Repeat the lines below exactly as they appear, but leave out the images.
════════
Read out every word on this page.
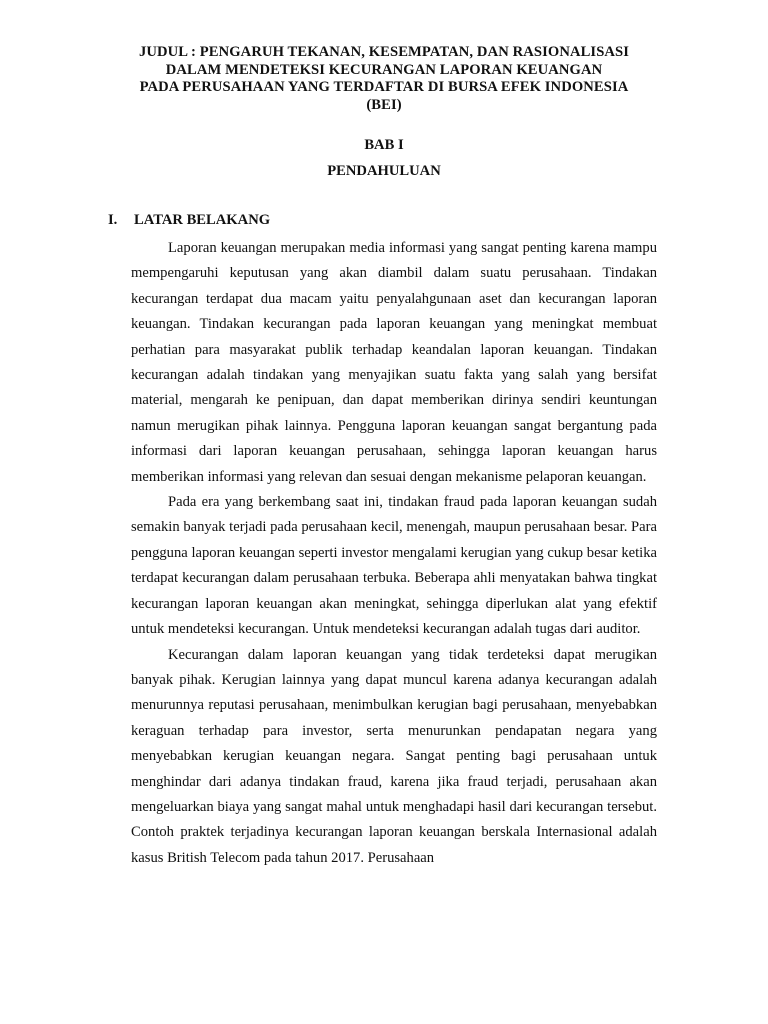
JUDUL : PENGARUH TEKANAN, KESEMPATAN, DAN RASIONALISASI
DALAM MENDETEKSI KECURANGAN LAPORAN KEUANGAN
PADA PERUSAHAAN YANG TERDAFTAR DI BURSA EFEK INDONESIA
(BEI)
BAB I
PENDAHULUAN
I. LATAR BELAKANG

Laporan keuangan merupakan media informasi yang sangat penting karena mampu mempengaruhi keputusan yang akan diambil dalam suatu perusahaan. Tindakan kecurangan terdapat dua macam yaitu penyalahgunaan aset dan kecurangan laporan keuangan. Tindakan kecurangan pada laporan keuangan yang meningkat membuat perhatian para masyarakat publik terhadap keandalan laporan keuangan. Tindakan kecurangan adalah tindakan yang menyajikan suatu fakta yang salah yang bersifat material, mengarah ke penipuan, dan dapat memberikan dirinya sendiri keuntungan namun merugikan pihak lainnya. Pengguna laporan keuangan sangat bergantung pada informasi dari laporan keuangan perusahaan, sehingga laporan keuangan harus memberikan informasi yang relevan dan sesuai dengan mekanisme pelaporan keuangan.

Pada era yang berkembang saat ini, tindakan fraud pada laporan keuangan sudah semakin banyak terjadi pada perusahaan kecil, menengah, maupun perusahaan besar. Para pengguna laporan keuangan seperti investor mengalami kerugian yang cukup besar ketika terdapat kecurangan dalam perusahaan terbuka. Beberapa ahli menyatakan bahwa tingkat kecurangan laporan keuangan akan meningkat, sehingga diperlukan alat yang efektif untuk mendeteksi kecurangan. Untuk mendeteksi kecurangan adalah tugas dari auditor.

Kecurangan dalam laporan keuangan yang tidak terdeteksi dapat merugikan banyak pihak. Kerugian lainnya yang dapat muncul karena adanya kecurangan adalah menurunnya reputasi perusahaan, menimbulkan kerugian bagi perusahaan, menyebabkan keraguan terhadap para investor, serta menurunkan pendapatan negara yang menyebabkan kerugian keuangan negara. Sangat penting bagi perusahaan untuk menghindar dari adanya tindakan fraud, karena jika fraud terjadi, perusahaan akan mengeluarkan biaya yang sangat mahal untuk menghadapi hasil dari kecurangan tersebut. Contoh praktek terjadinya kecurangan laporan keuangan berskala Internasional adalah kasus British Telecom pada tahun 2017. Perusahaan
════════
Written response:
Read out every word on this page.
JUDUL : PENGARUH TEKANAN, KESEMPATAN, DAN RASIONALISASI
DALAM MENDETEKSI KECURANGAN LAPORAN KEUANGAN
PADA PERUSAHAAN YANG TERDAFTAR DI BURSA EFEK INDONESIA
(BEI)
BAB I
PENDAHULUAN
I. LATAR BELAKANG

Laporan keuangan merupakan media informasi yang sangat penting karena mampu mempengaruhi keputusan yang akan diambil dalam suatu perusahaan. Tindakan kecurangan terdapat dua macam yaitu penyalahgunaan aset dan kecurangan laporan keuangan. Tindakan kecurangan pada laporan keuangan yang meningkat membuat perhatian para masyarakat publik terhadap keandalan laporan keuangan. Tindakan kecurangan adalah tindakan yang menyajikan suatu fakta yang salah yang bersifat material, mengarah ke penipuan, dan dapat memberikan dirinya sendiri keuntungan namun merugikan pihak lainnya. Pengguna laporan keuangan sangat bergantung pada informasi dari laporan keuangan perusahaan, sehingga laporan keuangan harus memberikan informasi yang relevan dan sesuai dengan mekanisme pelaporan keuangan.

Pada era yang berkembang saat ini, tindakan fraud pada laporan keuangan sudah semakin banyak terjadi pada perusahaan kecil, menengah, maupun perusahaan besar. Para pengguna laporan keuangan seperti investor mengalami kerugian yang cukup besar ketika terdapat kecurangan dalam perusahaan terbuka. Beberapa ahli menyatakan bahwa tingkat kecurangan laporan keuangan akan meningkat, sehingga diperlukan alat yang efektif untuk mendeteksi kecurangan. Untuk mendeteksi kecurangan adalah tugas dari auditor.

Kecurangan dalam laporan keuangan yang tidak terdeteksi dapat merugikan banyak pihak. Kerugian lainnya yang dapat muncul karena adanya kecurangan adalah menurunnya reputasi perusahaan, menimbulkan kerugian bagi perusahaan, menyebabkan keraguan terhadap para investor, serta menurunkan pendapatan negara yang menyebabkan kerugian keuangan negara. Sangat penting bagi perusahaan untuk menghindar dari adanya tindakan fraud, karena jika fraud terjadi, perusahaan akan mengeluarkan biaya yang sangat mahal untuk menghadapi hasil dari kecurangan tersebut. Contoh praktek terjadinya kecurangan laporan keuangan berskala Internasional adalah kasus British Telecom pada tahun 2017. Perusahaan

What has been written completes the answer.